PROVIDED RECORDS →
● ● ● ●
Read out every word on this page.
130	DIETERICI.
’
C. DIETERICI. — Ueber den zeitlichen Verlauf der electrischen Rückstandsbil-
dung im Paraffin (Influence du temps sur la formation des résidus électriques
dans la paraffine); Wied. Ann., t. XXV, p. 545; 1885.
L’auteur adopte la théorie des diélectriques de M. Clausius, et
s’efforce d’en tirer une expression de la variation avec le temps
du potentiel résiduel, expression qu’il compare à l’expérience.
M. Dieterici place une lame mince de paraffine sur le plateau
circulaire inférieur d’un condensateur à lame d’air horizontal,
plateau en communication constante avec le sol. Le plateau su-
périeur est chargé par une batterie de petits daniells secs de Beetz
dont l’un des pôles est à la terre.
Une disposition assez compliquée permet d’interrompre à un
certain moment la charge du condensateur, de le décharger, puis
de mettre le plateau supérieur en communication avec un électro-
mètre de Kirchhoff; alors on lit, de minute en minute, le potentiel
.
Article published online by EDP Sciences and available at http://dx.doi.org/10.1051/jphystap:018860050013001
● ● ● ●
WHAT TO WORK ON →
Repeat the entries shown above, every one, word for word.

TASK ANSWER →
Read out every word on this page.
130	DIETERICI.
’
C. DIETERICI. — Ueber den zeitlichen Verlauf der electrischen Rückstandsbil-
dung im Paraffin (Influence du temps sur la formation des résidus électriques
dans la paraffine); Wied. Ann., t. XXV, p. 545; 1885.
L’auteur adopte la théorie des diélectriques de M. Clausius, et
s’efforce d’en tirer une expression de la variation avec le temps
du potentiel résiduel, expression qu’il compare à l’expérience.
M. Dieterici place une lame mince de paraffine sur le plateau
circulaire inférieur d’un condensateur à lame d’air horizontal,
plateau en communication constante avec le sol. Le plateau su-
périeur est chargé par une batterie de petits daniells secs de Beetz
dont l’un des pôles est à la terre.
Une disposition assez compliquée permet d’interrompre à un
certain moment la charge du condensateur, de le décharger, puis
de mettre le plateau supérieur en communication avec un électro-
mètre de Kirchhoff; alors on lit, de minute en minute, le potentiel
.
Article published online by EDP Sciences and available at http://dx.doi.org/10.1051/jphystap:018860050013001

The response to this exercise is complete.